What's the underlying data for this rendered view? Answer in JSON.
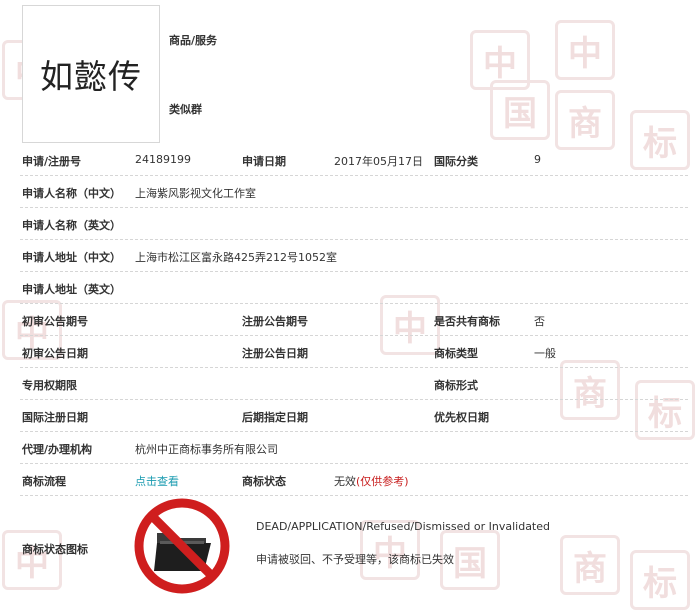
{
  "mark": {
    "name": "如懿传",
    "goods_label": "商品/服务",
    "class_group_label": "类似群"
  },
  "fields": {
    "reg_no_label": "申请/注册号",
    "reg_no": "24189199",
    "apply_date_label": "申请日期",
    "apply_date": "2017年05月17日",
    "intl_class_label": "国际分类",
    "intl_class": "9",
    "applicant_cn_label": "申请人名称（中文）",
    "applicant_cn": "上海紫风影视文化工作室",
    "applicant_en_label": "申请人名称（英文）",
    "address_cn_label": "申请人地址（中文）",
    "address_cn": "上海市松江区富永路425弄212号1052室",
    "address_en_label": "申请人地址（英文）",
    "prelim_pub_no_label": "初审公告期号",
    "reg_pub_no_label": "注册公告期号",
    "shared_label": "是否共有商标",
    "shared": "否",
    "prelim_pub_date_label": "初审公告日期",
    "reg_pub_date_label": "注册公告日期",
    "mark_type_label": "商标类型",
    "mark_type": "一般",
    "exclusive_period_label": "专用权期限",
    "mark_form_label": "商标形式",
    "intl_reg_date_label": "国际注册日期",
    "later_designation_label": "后期指定日期",
    "priority_date_label": "优先权日期",
    "agent_label": "代理/办理机构",
    "agent": "杭州中正商标事务所有限公司",
    "process_label": "商标流程",
    "process_link": "点击查看",
    "status_label": "商标状态",
    "status_value": "无效",
    "status_note": "(仅供参考)",
    "status_icon_label": "商标状态图标"
  },
  "status_block": {
    "english": "DEAD/APPLICATION/Refused/Dismissed or Invalidated",
    "chinese": "申请被驳回、不予受理等，该商标已失效"
  },
  "watermark": [
    "中",
    "国",
    "商",
    "标"
  ],
  "colors": {
    "link": "#1a9bb0",
    "warning_red": "#c81e1e",
    "label_text": "#333333"
  }
}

Problem:
Go through the listing above and work out how many lines contain the string "申请人名称". Reply with the number alone.

Full solution:
2